Stored data entries:
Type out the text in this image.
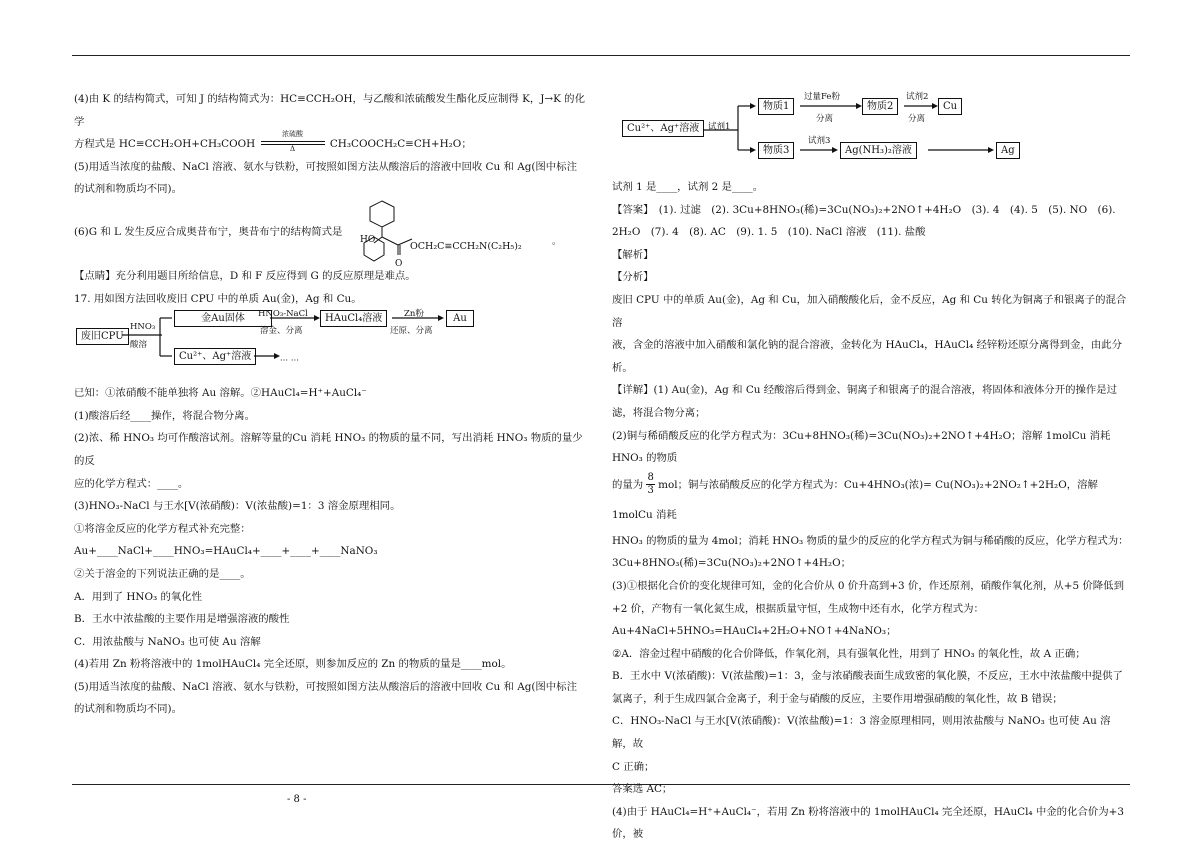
(4)由 K 的结构简式，可知 J 的结构简式为：HC≡CCH₂OH，与乙酸和浓硫酸发生酯化反应制得 K，J→K 的化学

方程式是 HC≡CCH₂OH+CH₃COOH
浓硫酸
Δ	CH₃COOCH₂C≡CH+H₂O；

(5)用适当浓度的盐酸、NaCl 溶液、氨水与铁粉，可按照如图方法从酸溶后的溶液中回收 Cu 和 Ag(图中标注

的试剂和物质均不同)。

(6)G 和 L 发生反应合成奥昔布宁，奥昔布宁的结构简式是
HO
O
OCH₂C≡CCH₂N(C₂H₅)₂	。

【点睛】充分利用题目所给信息，D 和 F 反应得到 G 的反应原理是难点。

17. 用如图方法回收废旧 CPU 中的单质 Au(金)，Ag 和 Cu。

废旧CPU
HNO₃
酸溶
金Au固体	HNO₃-NaCl
溶金、分离
HAuCl₄溶液	Zn粉
还原、分离
Au
Cu²⁺、Ag⁺溶液	··· ···

已知：①浓硝酸不能单独将 Au 溶解。②HAuCl₄=H⁺+AuCl₄⁻

(1)酸溶后经____操作，将混合物分离。

(2)浓、稀 HNO₃ 均可作酸溶试剂。溶解等量的Cu 消耗 HNO₃ 的物质的量不同，写出消耗 HNO₃ 物质的量少的反

应的化学方程式：____。

(3)HNO₃-NaCl 与王水[V(浓硝酸)：V(浓盐酸)=1：3 溶金原理相同。

①将溶金反应的化学方程式补充完整：

Au+____NaCl+____HNO₃=HAuCl₄+____+____+____NaNO₃

②关于溶金的下列说法正确的是____。

A．用到了 HNO₃ 的氧化性

B．王水中浓盐酸的主要作用是增强溶液的酸性

C．用浓盐酸与 NaNO₃ 也可使 Au 溶解

(4)若用 Zn 粉将溶液中的 1molHAuCl₄ 完全还原，则参加反应的 Zn 的物质的量是____mol。

(5)用适当浓度的盐酸、NaCl 溶液、氨水与铁粉，可按照如图方法从酸溶后的溶液中回收 Cu 和 Ag(图中标注

的试剂和物质均不同)。

Cu²⁺、Ag⁺溶液	试剂1
物质1
过量Fe粉
分离
物质2
试剂2
分离
Cu
物质3
试剂3
Ag(NH₃)₂溶液	Ag

试剂 1 是____，试剂 2 是____。

【答案】　(1). 过滤　(2). 3Cu+8HNO₃(稀)=3Cu(NO₃)₂+2NO↑+4H₂O　(3). 4　(4). 5　(5). NO　(6).

2H₂O　(7). 4　(8). AC　(9). 1. 5　(10). NaCl 溶液　(11). 盐酸

【解析】

【分析】

废旧 CPU 中的单质 Au(金)，Ag 和 Cu，加入硝酸酸化后，金不反应，Ag 和 Cu 转化为铜离子和银离子的混合溶

液，含金的溶液中加入硝酸和氯化钠的混合溶液，金转化为 HAuCl₄，HAuCl₄ 经锌粉还原分离得到金，由此分

析。

【详解】(1) Au(金)，Ag 和 Cu 经酸溶后得到金、铜离子和银离子的混合溶液，将固体和液体分开的操作是过

滤，将混合物分离；

(2)铜与稀硝酸反应的化学方程式为：3Cu+8HNO₃(稀)=3Cu(NO₃)₂+2NO↑+4H₂O；溶解 1molCu 消耗 HNO₃ 的物质

的量为 $\frac{8}{3}$ mol；铜与浓硝酸反应的化学方程式为：Cu+4HNO₃(浓)= Cu(NO₃)₂+2NO₂↑+2H₂O，溶解 1molCu 消耗

HNO₃ 的物质的量为 4mol；消耗 HNO₃ 物质的量少的反应的化学方程式为铜与稀硝酸的反应，化学方程式为：

3Cu+8HNO₃(稀)=3Cu(NO₃)₂+2NO↑+4H₂O；

(3)①根据化合价的变化规律可知，金的化合价从 0 价升高到+3 价，作还原剂，硝酸作氧化剂，从+5 价降低到

+2 价，产物有一氧化氮生成，根据质量守恒，生成物中还有水，化学方程式为：

Au+4NaCl+5HNO₃=HAuCl₄+2H₂O+NO↑+4NaNO₃；

②A．溶金过程中硝酸的化合价降低，作氧化剂，具有强氧化性，用到了 HNO₃ 的氧化性，故 A 正确；

B．王水中 V(浓硝酸)：V(浓盐酸)=1：3，金与浓硝酸表面生成致密的氧化膜，不反应，王水中浓盐酸中提供了

氯离子，利于生成四氯合金离子，利于金与硝酸的反应，主要作用增强硝酸的氧化性，故 B 错误；

C．HNO₃-NaCl 与王水[V(浓硝酸)：V(浓盐酸)=1：3 溶金原理相同，则用浓盐酸与 NaNO₃ 也可使 Au 溶解，故

C 正确；

答案选 AC；

(4)由于 HAuCl₄=H⁺+AuCl₄⁻，若用 Zn 粉将溶液中的 1molHAuCl₄ 完全还原，HAuCl₄ 中金的化合价为+3 价，被

- 8 -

* [Exercise requirements] Count the lines of the material that include the word "溶金原理相同", then report only the total.

* [Complete response] 2